## Listed entries:
--- Start ---

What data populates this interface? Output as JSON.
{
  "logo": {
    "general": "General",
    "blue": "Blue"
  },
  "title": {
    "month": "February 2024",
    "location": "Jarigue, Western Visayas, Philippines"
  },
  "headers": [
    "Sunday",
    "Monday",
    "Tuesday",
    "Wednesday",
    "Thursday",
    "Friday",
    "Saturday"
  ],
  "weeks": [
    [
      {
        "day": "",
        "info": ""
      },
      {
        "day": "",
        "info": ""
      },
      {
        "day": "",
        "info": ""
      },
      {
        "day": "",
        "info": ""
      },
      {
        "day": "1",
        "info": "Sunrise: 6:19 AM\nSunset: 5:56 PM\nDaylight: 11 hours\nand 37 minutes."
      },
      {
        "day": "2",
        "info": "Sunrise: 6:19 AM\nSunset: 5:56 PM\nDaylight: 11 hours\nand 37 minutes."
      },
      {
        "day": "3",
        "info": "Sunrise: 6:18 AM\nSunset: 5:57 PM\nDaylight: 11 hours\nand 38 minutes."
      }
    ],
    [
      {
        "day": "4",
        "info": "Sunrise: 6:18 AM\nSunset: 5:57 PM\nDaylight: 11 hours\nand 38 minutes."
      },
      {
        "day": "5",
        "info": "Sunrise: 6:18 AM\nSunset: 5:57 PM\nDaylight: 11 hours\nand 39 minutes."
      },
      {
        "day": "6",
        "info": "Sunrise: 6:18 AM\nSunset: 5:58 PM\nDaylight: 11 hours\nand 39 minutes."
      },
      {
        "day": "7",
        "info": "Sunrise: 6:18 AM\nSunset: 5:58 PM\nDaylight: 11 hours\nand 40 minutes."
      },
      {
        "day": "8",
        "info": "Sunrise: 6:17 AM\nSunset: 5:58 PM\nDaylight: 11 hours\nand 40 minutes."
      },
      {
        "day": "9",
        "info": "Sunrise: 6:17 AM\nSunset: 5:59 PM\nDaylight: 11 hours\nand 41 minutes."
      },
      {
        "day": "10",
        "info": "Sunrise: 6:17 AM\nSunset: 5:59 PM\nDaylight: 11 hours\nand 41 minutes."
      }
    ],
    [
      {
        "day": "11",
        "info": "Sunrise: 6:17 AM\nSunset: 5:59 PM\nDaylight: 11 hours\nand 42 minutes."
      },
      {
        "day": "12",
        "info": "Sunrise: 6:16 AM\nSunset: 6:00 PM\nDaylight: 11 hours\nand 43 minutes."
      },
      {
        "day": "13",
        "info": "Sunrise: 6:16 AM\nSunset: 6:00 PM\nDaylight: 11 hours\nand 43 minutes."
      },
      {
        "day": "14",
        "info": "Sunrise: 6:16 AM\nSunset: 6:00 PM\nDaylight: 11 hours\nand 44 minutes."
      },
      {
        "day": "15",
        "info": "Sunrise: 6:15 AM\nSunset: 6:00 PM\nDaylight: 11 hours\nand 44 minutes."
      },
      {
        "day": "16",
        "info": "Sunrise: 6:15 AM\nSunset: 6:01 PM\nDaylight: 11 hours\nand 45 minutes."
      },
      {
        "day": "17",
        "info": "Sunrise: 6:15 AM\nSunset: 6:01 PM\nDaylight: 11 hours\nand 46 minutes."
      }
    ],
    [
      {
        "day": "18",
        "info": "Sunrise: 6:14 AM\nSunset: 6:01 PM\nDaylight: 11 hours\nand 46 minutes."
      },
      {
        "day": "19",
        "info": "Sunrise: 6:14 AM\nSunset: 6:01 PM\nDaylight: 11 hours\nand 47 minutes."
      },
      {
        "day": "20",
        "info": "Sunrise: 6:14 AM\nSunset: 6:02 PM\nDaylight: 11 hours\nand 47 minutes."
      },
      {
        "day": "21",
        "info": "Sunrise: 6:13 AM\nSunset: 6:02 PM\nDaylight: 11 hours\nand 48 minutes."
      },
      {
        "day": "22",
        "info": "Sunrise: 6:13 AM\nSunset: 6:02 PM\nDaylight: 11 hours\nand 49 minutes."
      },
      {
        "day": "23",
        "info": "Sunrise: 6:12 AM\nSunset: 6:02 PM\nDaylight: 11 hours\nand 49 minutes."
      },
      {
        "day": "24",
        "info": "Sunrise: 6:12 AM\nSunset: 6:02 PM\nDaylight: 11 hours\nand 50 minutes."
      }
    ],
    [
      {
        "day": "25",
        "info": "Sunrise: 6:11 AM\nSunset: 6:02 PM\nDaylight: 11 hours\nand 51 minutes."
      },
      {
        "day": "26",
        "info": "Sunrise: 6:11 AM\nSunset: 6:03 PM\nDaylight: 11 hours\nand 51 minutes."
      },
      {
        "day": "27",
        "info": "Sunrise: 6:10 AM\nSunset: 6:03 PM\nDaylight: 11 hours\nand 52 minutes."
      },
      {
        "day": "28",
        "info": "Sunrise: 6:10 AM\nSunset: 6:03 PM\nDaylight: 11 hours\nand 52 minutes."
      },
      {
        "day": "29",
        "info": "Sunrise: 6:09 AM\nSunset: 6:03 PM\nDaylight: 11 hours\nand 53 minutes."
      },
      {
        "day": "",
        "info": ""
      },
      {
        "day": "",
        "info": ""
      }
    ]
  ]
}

--- End ---

## Direction:
Repeat all of the entries exactly.

## The result:
What data populates this interface? Output as JSON.
{
  "logo": {
    "general": "General",
    "blue": "Blue"
  },
  "title": {
    "month": "February 2024",
    "location": "Jarigue, Western Visayas, Philippines"
  },
  "headers": [
    "Sunday",
    "Monday",
    "Tuesday",
    "Wednesday",
    "Thursday",
    "Friday",
    "Saturday"
  ],
  "weeks": [
    [
      {
        "day": "",
        "info": ""
      },
      {
        "day": "",
        "info": ""
      },
      {
        "day": "",
        "info": ""
      },
      {
        "day": "",
        "info": ""
      },
      {
        "day": "1",
        "info": "Sunrise: 6:19 AM\nSunset: 5:56 PM\nDaylight: 11 hours\nand 37 minutes."
      },
      {
        "day": "2",
        "info": "Sunrise: 6:19 AM\nSunset: 5:56 PM\nDaylight: 11 hours\nand 37 minutes."
      },
      {
        "day": "3",
        "info": "Sunrise: 6:18 AM\nSunset: 5:57 PM\nDaylight: 11 hours\nand 38 minutes."
      }
    ],
    [
      {
        "day": "4",
        "info": "Sunrise: 6:18 AM\nSunset: 5:57 PM\nDaylight: 11 hours\nand 38 minutes."
      },
      {
        "day": "5",
        "info": "Sunrise: 6:18 AM\nSunset: 5:57 PM\nDaylight: 11 hours\nand 39 minutes."
      },
      {
        "day": "6",
        "info": "Sunrise: 6:18 AM\nSunset: 5:58 PM\nDaylight: 11 hours\nand 39 minutes."
      },
      {
        "day": "7",
        "info": "Sunrise: 6:18 AM\nSunset: 5:58 PM\nDaylight: 11 hours\nand 40 minutes."
      },
      {
        "day": "8",
        "info": "Sunrise: 6:17 AM\nSunset: 5:58 PM\nDaylight: 11 hours\nand 40 minutes."
      },
      {
        "day": "9",
        "info": "Sunrise: 6:17 AM\nSunset: 5:59 PM\nDaylight: 11 hours\nand 41 minutes."
      },
      {
        "day": "10",
        "info": "Sunrise: 6:17 AM\nSunset: 5:59 PM\nDaylight: 11 hours\nand 41 minutes."
      }
    ],
    [
      {
        "day": "11",
        "info": "Sunrise: 6:17 AM\nSunset: 5:59 PM\nDaylight: 11 hours\nand 42 minutes."
      },
      {
        "day": "12",
        "info": "Sunrise: 6:16 AM\nSunset: 6:00 PM\nDaylight: 11 hours\nand 43 minutes."
      },
      {
        "day": "13",
        "info": "Sunrise: 6:16 AM\nSunset: 6:00 PM\nDaylight: 11 hours\nand 43 minutes."
      },
      {
        "day": "14",
        "info": "Sunrise: 6:16 AM\nSunset: 6:00 PM\nDaylight: 11 hours\nand 44 minutes."
      },
      {
        "day": "15",
        "info": "Sunrise: 6:15 AM\nSunset: 6:00 PM\nDaylight: 11 hours\nand 44 minutes."
      },
      {
        "day": "16",
        "info": "Sunrise: 6:15 AM\nSunset: 6:01 PM\nDaylight: 11 hours\nand 45 minutes."
      },
      {
        "day": "17",
        "info": "Sunrise: 6:15 AM\nSunset: 6:01 PM\nDaylight: 11 hours\nand 46 minutes."
      }
    ],
    [
      {
        "day": "18",
        "info": "Sunrise: 6:14 AM\nSunset: 6:01 PM\nDaylight: 11 hours\nand 46 minutes."
      },
      {
        "day": "19",
        "info": "Sunrise: 6:14 AM\nSunset: 6:01 PM\nDaylight: 11 hours\nand 47 minutes."
      },
      {
        "day": "20",
        "info": "Sunrise: 6:14 AM\nSunset: 6:02 PM\nDaylight: 11 hours\nand 47 minutes."
      },
      {
        "day": "21",
        "info": "Sunrise: 6:13 AM\nSunset: 6:02 PM\nDaylight: 11 hours\nand 48 minutes."
      },
      {
        "day": "22",
        "info": "Sunrise: 6:13 AM\nSunset: 6:02 PM\nDaylight: 11 hours\nand 49 minutes."
      },
      {
        "day": "23",
        "info": "Sunrise: 6:12 AM\nSunset: 6:02 PM\nDaylight: 11 hours\nand 49 minutes."
      },
      {
        "day": "24",
        "info": "Sunrise: 6:12 AM\nSunset: 6:02 PM\nDaylight: 11 hours\nand 50 minutes."
      }
    ],
    [
      {
        "day": "25",
        "info": "Sunrise: 6:11 AM\nSunset: 6:02 PM\nDaylight: 11 hours\nand 51 minutes."
      },
      {
        "day": "26",
        "info": "Sunrise: 6:11 AM\nSunset: 6:03 PM\nDaylight: 11 hours\nand 51 minutes."
      },
      {
        "day": "27",
        "info": "Sunrise: 6:10 AM\nSunset: 6:03 PM\nDaylight: 11 hours\nand 52 minutes."
      },
      {
        "day": "28",
        "info": "Sunrise: 6:10 AM\nSunset: 6:03 PM\nDaylight: 11 hours\nand 52 minutes."
      },
      {
        "day": "29",
        "info": "Sunrise: 6:09 AM\nSunset: 6:03 PM\nDaylight: 11 hours\nand 53 minutes."
      },
      {
        "day": "",
        "info": ""
      },
      {
        "day": "",
        "info": ""
      }
    ]
  ]
}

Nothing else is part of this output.